*YOUR OBJECTIVE:* Without the pictures, set down the records below word for word.

*EXCERPTED RECORDS:*
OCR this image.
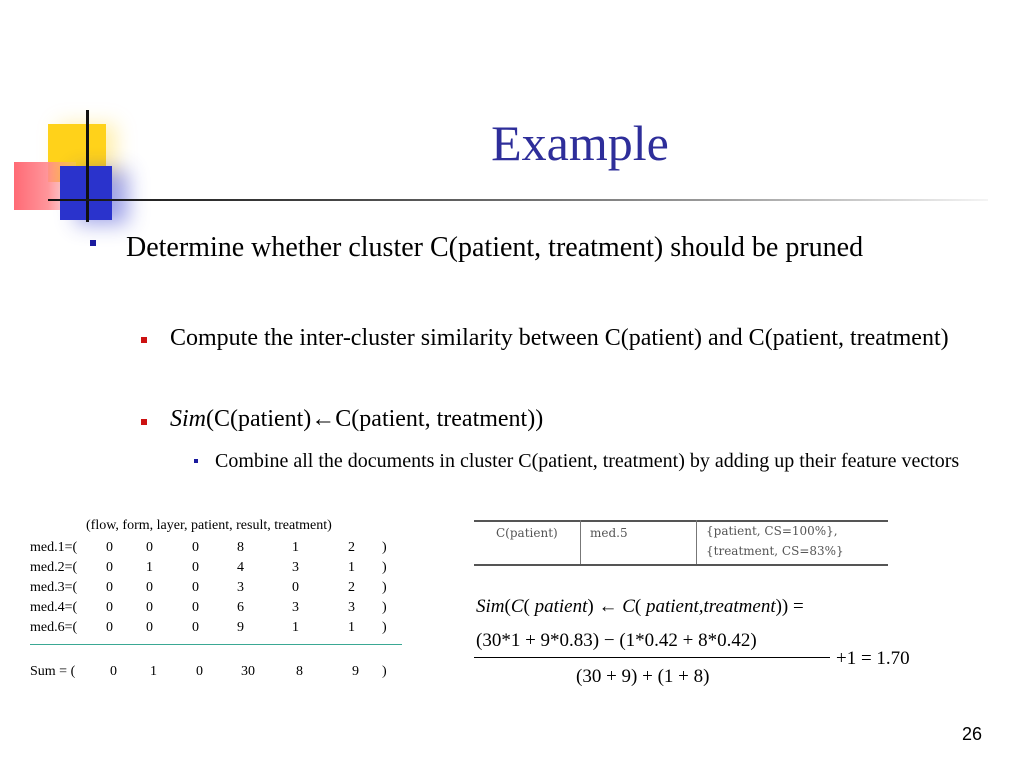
Example
Determine whether cluster C(patient, treatment) should be pruned
Compute the inter-cluster similarity between C(patient) and C(patient, treatment)
Sim(C(patient)←C(patient, treatment))
Combine all the documents in cluster C(patient, treatment) by adding up their feature vectors
(flow, form, layer, patient, result, treatment)
med.1=( 0 0	0	8	1	2 )
med.2=( 0 1	0	4	3	1 )
med.3=( 0 0	0	3	0	2 )
med.4=( 0 0	0	6	3	3 )
med.6=( 0 0	0	9	1	1 )
Sum = ( 0 1	0	30	8	9 )
C(patient)	med.5	{patient, CS=100%},
{treatment, CS=83%}
Sim(C( patient) ← C( patient,treatment)) =
(30*1 + 9*0.83) − (1*0.42 + 8*0.42)
(30 + 9) + (1 + 8)
+1 = 1.70
26
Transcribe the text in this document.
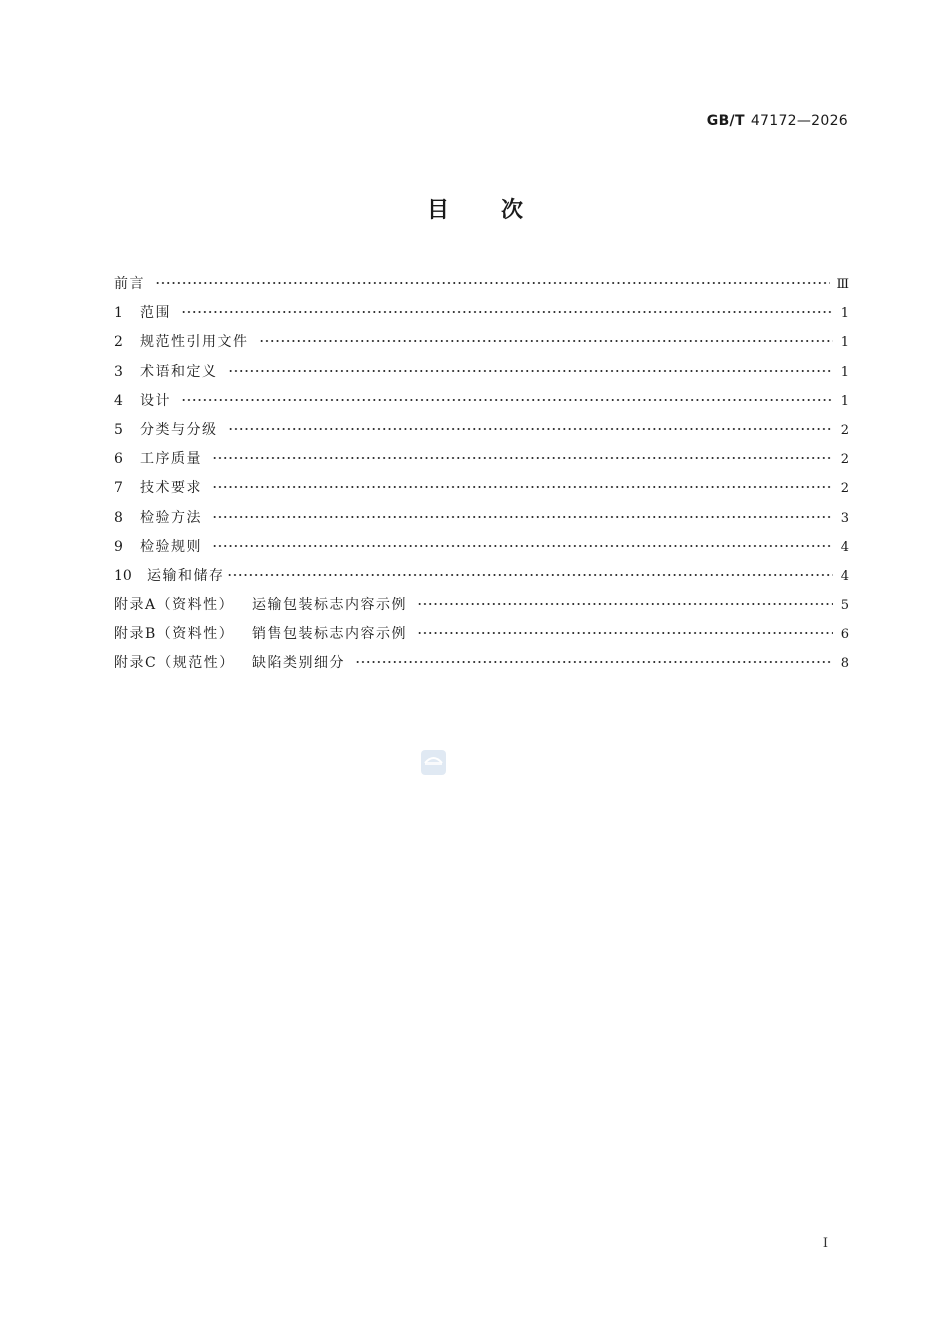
GB/T 47172—2026
目次
前言	Ⅲ
1	范围	1
2	规范性引用文件	1
3	术语和定义	1
4	设计	1
5	分类与分级	2
6	工序质量	2
7	技术要求	2
8	检验方法	3
9	检验规则	4
10	运输和储存	4
附录A（资料性）	运输包装标志内容示例	5
附录B（资料性）	销售包装标志内容示例	6
附录C（规范性）	缺陷类别细分	8
I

*RESULT BELOW:*
OCR this image.
Example
Determine whether cluster C(patient, treatment) should be pruned
Compute the inter-cluster similarity between C(patient) and C(patient, treatment)
Sim(C(patient)←C(patient, treatment))
Combine all the documents in cluster C(patient, treatment) by adding up their feature vectors
(flow, form, layer, patient, result, treatment)
med.1=( 0 0	0	8	1	2 )
med.2=( 0 1	0	4	3	1 )
med.3=( 0 0	0	3	0	2 )
med.4=( 0 0	0	6	3	3 )
med.6=( 0 0	0	9	1	1 )
Sum = ( 0 1	0	30	8	9 )
C(patient)	med.5	{patient, CS=100%},
{treatment, CS=83%}
Sim(C( patient) ← C( patient,treatment)) =
(30*1 + 9*0.83) − (1*0.42 + 8*0.42)
(30 + 9) + (1 + 8)
+1 = 1.70
26
Transcribe the text in this document.
GB/T 47172—2026
目次
前言	Ⅲ
1	范围	1
2	规范性引用文件	1
3	术语和定义	1
4	设计	1
5	分类与分级	2
6	工序质量	2
7	技术要求	2
8	检验方法	3
9	检验规则	4
10	运输和储存	4
附录A（资料性）	运输包装标志内容示例	5
附录B（资料性）	销售包装标志内容示例	6
附录C（规范性）	缺陷类别细分	8
I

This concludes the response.